** START **
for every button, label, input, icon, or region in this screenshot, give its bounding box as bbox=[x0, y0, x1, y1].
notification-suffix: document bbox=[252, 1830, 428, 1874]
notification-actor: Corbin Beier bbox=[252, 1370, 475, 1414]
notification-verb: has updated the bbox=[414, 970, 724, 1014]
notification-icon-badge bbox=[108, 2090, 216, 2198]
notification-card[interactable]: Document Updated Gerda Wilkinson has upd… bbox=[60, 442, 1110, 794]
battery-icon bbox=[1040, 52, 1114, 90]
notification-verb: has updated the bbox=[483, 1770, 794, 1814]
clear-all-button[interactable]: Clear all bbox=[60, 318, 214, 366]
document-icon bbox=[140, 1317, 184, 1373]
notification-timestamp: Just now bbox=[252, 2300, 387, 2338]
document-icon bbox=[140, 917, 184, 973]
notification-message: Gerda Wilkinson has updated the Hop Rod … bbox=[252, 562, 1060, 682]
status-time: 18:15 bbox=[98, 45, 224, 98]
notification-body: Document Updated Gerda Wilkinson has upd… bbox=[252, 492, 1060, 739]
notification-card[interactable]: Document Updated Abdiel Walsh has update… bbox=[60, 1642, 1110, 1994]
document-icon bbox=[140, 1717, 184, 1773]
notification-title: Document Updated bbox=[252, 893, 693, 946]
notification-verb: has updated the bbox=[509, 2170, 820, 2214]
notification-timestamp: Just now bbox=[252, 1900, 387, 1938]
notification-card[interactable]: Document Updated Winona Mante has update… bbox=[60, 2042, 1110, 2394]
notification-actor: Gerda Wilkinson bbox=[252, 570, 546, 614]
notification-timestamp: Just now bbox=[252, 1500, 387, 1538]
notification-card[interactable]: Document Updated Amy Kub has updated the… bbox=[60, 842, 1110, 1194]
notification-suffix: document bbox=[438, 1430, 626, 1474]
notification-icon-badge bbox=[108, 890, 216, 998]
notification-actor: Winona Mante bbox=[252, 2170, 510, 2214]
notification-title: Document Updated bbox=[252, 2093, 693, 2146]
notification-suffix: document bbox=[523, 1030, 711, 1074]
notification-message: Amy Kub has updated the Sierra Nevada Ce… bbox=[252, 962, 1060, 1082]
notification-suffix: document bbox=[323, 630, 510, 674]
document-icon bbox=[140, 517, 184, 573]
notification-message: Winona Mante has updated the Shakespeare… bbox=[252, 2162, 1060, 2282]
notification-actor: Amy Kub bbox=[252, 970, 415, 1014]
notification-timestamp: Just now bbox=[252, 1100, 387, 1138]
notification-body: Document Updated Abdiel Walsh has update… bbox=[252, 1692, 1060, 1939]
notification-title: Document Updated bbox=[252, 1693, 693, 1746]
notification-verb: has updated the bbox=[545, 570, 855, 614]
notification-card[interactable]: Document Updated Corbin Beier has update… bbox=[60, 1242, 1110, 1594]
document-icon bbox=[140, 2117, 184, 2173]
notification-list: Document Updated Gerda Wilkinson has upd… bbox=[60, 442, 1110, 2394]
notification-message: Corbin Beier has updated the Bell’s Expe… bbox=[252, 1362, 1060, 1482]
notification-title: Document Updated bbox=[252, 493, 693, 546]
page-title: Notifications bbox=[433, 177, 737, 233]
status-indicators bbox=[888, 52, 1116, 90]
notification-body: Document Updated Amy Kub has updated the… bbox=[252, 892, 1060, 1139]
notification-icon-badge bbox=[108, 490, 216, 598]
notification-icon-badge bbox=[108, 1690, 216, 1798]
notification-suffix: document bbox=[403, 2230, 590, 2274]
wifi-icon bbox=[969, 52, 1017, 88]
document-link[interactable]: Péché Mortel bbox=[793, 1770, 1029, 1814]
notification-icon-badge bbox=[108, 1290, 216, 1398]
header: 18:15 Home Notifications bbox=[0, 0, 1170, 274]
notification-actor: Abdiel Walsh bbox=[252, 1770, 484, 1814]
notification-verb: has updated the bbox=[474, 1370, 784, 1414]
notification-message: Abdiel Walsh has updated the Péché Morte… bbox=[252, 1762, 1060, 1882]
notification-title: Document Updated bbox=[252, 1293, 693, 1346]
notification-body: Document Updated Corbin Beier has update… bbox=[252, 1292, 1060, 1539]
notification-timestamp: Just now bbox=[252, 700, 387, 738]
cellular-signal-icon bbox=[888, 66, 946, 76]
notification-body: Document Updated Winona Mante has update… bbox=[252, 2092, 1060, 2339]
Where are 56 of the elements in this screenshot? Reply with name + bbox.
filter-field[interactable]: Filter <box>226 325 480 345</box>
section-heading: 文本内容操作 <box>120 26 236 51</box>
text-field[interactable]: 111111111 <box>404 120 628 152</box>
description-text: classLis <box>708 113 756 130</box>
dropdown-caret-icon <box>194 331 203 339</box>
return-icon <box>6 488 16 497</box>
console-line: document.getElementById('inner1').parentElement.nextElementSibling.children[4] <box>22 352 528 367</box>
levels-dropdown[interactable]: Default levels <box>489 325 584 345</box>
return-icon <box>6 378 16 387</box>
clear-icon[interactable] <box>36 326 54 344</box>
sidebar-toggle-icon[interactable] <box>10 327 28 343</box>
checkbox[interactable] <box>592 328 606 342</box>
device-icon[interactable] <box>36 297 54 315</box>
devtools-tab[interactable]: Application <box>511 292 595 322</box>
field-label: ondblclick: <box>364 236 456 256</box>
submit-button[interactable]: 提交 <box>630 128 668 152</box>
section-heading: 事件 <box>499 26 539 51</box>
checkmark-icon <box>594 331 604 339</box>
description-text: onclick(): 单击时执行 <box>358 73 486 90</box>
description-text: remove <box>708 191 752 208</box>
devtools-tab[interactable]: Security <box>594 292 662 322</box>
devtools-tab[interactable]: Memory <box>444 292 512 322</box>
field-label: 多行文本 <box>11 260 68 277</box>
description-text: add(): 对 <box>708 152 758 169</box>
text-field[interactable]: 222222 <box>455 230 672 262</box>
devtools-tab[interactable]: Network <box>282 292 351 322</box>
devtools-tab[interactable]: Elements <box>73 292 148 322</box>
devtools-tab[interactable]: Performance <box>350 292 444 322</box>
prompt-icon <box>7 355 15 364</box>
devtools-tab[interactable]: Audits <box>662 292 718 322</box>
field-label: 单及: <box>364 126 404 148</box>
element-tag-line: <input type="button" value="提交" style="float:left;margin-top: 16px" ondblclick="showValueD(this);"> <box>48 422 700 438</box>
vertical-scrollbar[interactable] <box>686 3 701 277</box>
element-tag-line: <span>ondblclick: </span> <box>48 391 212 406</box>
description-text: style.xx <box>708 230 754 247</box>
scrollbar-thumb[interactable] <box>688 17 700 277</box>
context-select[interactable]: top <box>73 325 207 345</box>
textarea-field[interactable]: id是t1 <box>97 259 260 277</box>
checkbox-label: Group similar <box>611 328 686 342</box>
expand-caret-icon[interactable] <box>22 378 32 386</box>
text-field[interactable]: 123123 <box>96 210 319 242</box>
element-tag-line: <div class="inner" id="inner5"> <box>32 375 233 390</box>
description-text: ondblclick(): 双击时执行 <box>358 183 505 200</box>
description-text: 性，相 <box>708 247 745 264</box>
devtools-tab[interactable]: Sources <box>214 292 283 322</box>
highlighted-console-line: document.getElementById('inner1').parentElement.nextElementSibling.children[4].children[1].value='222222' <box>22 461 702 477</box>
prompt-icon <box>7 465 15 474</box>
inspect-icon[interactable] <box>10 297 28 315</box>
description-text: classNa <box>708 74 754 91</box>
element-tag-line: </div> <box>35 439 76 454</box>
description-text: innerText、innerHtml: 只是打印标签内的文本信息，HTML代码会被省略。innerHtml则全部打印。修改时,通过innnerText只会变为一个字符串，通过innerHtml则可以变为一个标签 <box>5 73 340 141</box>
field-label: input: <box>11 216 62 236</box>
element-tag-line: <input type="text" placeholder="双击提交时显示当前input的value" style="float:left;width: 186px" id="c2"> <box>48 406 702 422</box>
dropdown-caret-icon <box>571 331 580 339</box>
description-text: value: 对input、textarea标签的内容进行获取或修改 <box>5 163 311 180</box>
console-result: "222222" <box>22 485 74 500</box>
** END **
What you will do:
Could you reproduce, word for word, the lines starting at the first line of the records and ending at the line containing "document-icon bbox=[140, 1317, 184, 1373]", with both of those lines included?

Worked solution:
for every button, label, input, icon, or region in this screenshot, give its bounding box as bbox=[x0, y0, x1, y1].
notification-suffix: document bbox=[252, 1830, 428, 1874]
notification-actor: Corbin Beier bbox=[252, 1370, 475, 1414]
notification-verb: has updated the bbox=[414, 970, 724, 1014]
notification-icon-badge bbox=[108, 2090, 216, 2198]
notification-card[interactable]: Document Updated Gerda Wilkinson has upd… bbox=[60, 442, 1110, 794]
battery-icon bbox=[1040, 52, 1114, 90]
notification-verb: has updated the bbox=[483, 1770, 794, 1814]
clear-all-button[interactable]: Clear all bbox=[60, 318, 214, 366]
document-icon bbox=[140, 1317, 184, 1373]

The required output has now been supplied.